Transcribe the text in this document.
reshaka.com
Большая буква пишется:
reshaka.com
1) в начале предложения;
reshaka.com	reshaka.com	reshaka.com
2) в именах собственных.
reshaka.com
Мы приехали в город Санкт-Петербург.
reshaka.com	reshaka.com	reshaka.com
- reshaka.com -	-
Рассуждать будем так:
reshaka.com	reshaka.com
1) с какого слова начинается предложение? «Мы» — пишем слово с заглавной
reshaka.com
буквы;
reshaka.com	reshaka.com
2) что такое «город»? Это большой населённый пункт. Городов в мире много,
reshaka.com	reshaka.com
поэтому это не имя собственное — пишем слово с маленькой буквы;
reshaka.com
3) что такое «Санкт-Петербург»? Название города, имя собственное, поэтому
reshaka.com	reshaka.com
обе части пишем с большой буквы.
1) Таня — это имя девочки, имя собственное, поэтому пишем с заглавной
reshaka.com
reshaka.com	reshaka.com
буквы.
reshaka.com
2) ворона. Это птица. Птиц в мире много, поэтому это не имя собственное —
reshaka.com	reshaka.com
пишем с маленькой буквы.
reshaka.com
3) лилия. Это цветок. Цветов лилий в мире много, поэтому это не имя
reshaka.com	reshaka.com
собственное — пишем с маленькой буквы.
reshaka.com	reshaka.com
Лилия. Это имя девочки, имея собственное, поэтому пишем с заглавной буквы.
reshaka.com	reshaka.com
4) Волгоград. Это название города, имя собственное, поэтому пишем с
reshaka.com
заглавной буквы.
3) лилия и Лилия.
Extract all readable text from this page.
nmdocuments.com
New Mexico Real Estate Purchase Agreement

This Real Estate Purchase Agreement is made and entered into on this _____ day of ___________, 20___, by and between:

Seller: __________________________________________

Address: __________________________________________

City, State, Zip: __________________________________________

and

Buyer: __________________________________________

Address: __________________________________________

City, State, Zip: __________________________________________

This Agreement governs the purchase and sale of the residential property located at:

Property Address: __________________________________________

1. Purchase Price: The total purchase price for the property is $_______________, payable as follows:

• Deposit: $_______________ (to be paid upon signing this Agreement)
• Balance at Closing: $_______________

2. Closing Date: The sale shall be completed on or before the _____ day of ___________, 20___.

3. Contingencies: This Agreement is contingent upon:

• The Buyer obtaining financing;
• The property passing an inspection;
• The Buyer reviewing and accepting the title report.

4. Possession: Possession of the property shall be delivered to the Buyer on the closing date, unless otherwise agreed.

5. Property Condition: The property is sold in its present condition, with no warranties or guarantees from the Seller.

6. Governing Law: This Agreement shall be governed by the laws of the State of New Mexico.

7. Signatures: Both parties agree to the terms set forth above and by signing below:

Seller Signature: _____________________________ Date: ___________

◆ **The task**: Extract each entry in full, exactly as given.

◆ **Full output**:
Transcribe the text in this document.
reshaka.com
Большая буква пишется:
reshaka.com
1) в начале предложения;
reshaka.com	reshaka.com	reshaka.com
2) в именах собственных.
reshaka.com
Мы приехали в город Санкт-Петербург.
reshaka.com	reshaka.com	reshaka.com
- reshaka.com -	-
Рассуждать будем так:
reshaka.com	reshaka.com
1) с какого слова начинается предложение? «Мы» — пишем слово с заглавной
reshaka.com
буквы;
reshaka.com	reshaka.com
2) что такое «город»? Это большой населённый пункт. Городов в мире много,
reshaka.com	reshaka.com
поэтому это не имя собственное — пишем слово с маленькой буквы;
reshaka.com
3) что такое «Санкт-Петербург»? Название города, имя собственное, поэтому
reshaka.com	reshaka.com
обе части пишем с большой буквы.
1) Таня — это имя девочки, имя собственное, поэтому пишем с заглавной
reshaka.com
reshaka.com	reshaka.com
буквы.
reshaka.com
2) ворона. Это птица. Птиц в мире много, поэтому это не имя собственное —
reshaka.com	reshaka.com
пишем с маленькой буквы.
reshaka.com
3) лилия. Это цветок. Цветов лилий в мире много, поэтому это не имя
reshaka.com	reshaka.com
собственное — пишем с маленькой буквы.
reshaka.com	reshaka.com
Лилия. Это имя девочки, имея собственное, поэтому пишем с заглавной буквы.
reshaka.com	reshaka.com
4) Волгоград. Это название города, имя собственное, поэтому пишем с
reshaka.com
заглавной буквы.
3) лилия и Лилия.
Extract all readable text from this page.
nmdocuments.com
New Mexico Real Estate Purchase Agreement

This Real Estate Purchase Agreement is made and entered into on this _____ day of ___________, 20___, by and between:

Seller: __________________________________________

Address: __________________________________________

City, State, Zip: __________________________________________

and

Buyer: __________________________________________

Address: __________________________________________

City, State, Zip: __________________________________________

This Agreement governs the purchase and sale of the residential property located at:

Property Address: __________________________________________

1. Purchase Price: The total purchase price for the property is $_______________, payable as follows:

• Deposit: $_______________ (to be paid upon signing this Agreement)
• Balance at Closing: $_______________

2. Closing Date: The sale shall be completed on or before the _____ day of ___________, 20___.

3. Contingencies: This Agreement is contingent upon:

• The Buyer obtaining financing;
• The property passing an inspection;
• The Buyer reviewing and accepting the title report.

4. Possession: Possession of the property shall be delivered to the Buyer on the closing date, unless otherwise agreed.

5. Property Condition: The property is sold in its present condition, with no warranties or guarantees from the Seller.

6. Governing Law: This Agreement shall be governed by the laws of the State of New Mexico.

7. Signatures: Both parties agree to the terms set forth above and by signing below:

Seller Signature: _____________________________ Date: ___________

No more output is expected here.